**TASK TO CARRY OUT**
All of the material below is to be restated word for word, apart from the pictures.

====

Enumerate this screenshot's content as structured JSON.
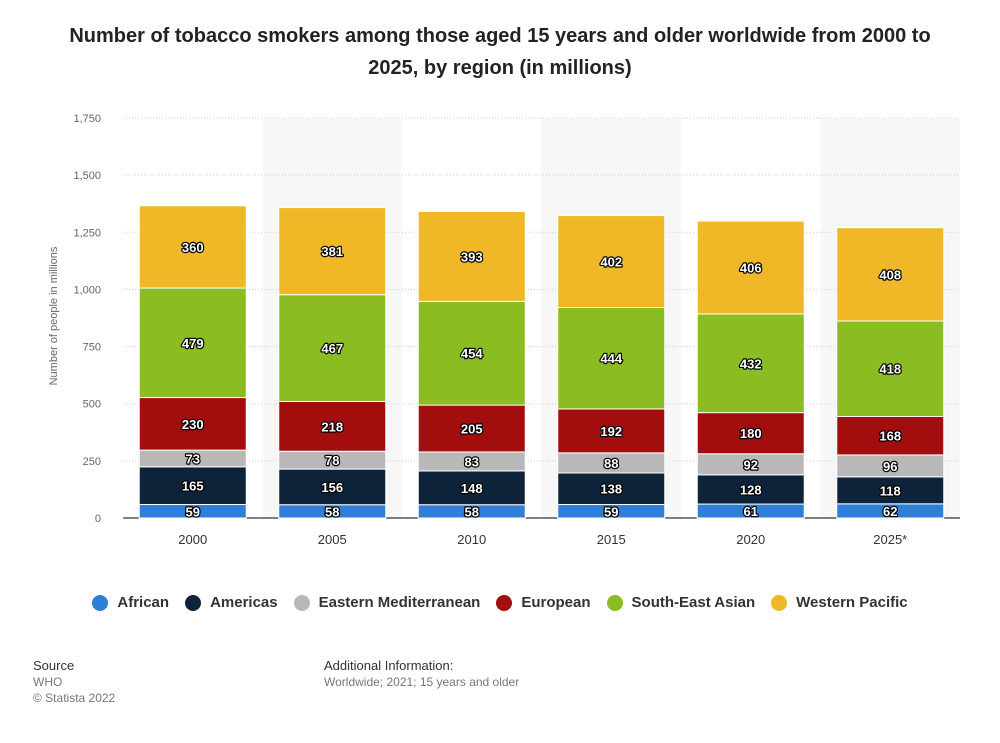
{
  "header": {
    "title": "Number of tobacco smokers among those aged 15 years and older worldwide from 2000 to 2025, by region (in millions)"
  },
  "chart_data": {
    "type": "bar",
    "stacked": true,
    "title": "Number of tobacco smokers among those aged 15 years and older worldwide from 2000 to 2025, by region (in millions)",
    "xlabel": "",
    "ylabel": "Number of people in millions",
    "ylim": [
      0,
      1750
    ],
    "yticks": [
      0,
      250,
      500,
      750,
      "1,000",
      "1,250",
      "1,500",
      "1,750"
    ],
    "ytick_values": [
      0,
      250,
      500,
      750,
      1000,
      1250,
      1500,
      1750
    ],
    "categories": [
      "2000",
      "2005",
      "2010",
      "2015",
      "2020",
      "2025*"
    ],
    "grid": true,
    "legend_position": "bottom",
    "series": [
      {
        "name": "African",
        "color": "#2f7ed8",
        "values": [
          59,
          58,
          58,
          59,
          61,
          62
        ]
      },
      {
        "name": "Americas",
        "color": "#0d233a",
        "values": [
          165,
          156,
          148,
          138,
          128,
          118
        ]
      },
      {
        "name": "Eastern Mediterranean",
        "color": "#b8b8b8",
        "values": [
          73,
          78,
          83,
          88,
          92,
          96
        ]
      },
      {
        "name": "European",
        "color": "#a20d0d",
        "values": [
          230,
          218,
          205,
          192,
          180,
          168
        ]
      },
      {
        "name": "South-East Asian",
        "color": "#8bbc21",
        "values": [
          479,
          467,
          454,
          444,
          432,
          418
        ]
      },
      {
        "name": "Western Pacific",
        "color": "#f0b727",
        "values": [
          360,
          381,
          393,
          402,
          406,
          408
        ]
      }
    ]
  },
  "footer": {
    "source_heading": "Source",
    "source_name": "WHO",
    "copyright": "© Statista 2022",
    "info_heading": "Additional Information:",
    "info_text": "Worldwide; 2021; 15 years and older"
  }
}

====

**RESPONSE FOR THIS EXERCISE**
Enumerate this screenshot's content as structured JSON.
{
  "header": {
    "title": "Number of tobacco smokers among those aged 15 years and older worldwide from 2000 to 2025, by region (in millions)"
  },
  "chart_data": {
    "type": "bar",
    "stacked": true,
    "title": "Number of tobacco smokers among those aged 15 years and older worldwide from 2000 to 2025, by region (in millions)",
    "xlabel": "",
    "ylabel": "Number of people in millions",
    "ylim": [
      0,
      1750
    ],
    "yticks": [
      0,
      250,
      500,
      750,
      "1,000",
      "1,250",
      "1,500",
      "1,750"
    ],
    "ytick_values": [
      0,
      250,
      500,
      750,
      1000,
      1250,
      1500,
      1750
    ],
    "categories": [
      "2000",
      "2005",
      "2010",
      "2015",
      "2020",
      "2025*"
    ],
    "grid": true,
    "legend_position": "bottom",
    "series": [
      {
        "name": "African",
        "color": "#2f7ed8",
        "values": [
          59,
          58,
          58,
          59,
          61,
          62
        ]
      },
      {
        "name": "Americas",
        "color": "#0d233a",
        "values": [
          165,
          156,
          148,
          138,
          128,
          118
        ]
      },
      {
        "name": "Eastern Mediterranean",
        "color": "#b8b8b8",
        "values": [
          73,
          78,
          83,
          88,
          92,
          96
        ]
      },
      {
        "name": "European",
        "color": "#a20d0d",
        "values": [
          230,
          218,
          205,
          192,
          180,
          168
        ]
      },
      {
        "name": "South-East Asian",
        "color": "#8bbc21",
        "values": [
          479,
          467,
          454,
          444,
          432,
          418
        ]
      },
      {
        "name": "Western Pacific",
        "color": "#f0b727",
        "values": [
          360,
          381,
          393,
          402,
          406,
          408
        ]
      }
    ]
  },
  "footer": {
    "source_heading": "Source",
    "source_name": "WHO",
    "copyright": "© Statista 2022",
    "info_heading": "Additional Information:",
    "info_text": "Worldwide; 2021; 15 years and older"
  }
}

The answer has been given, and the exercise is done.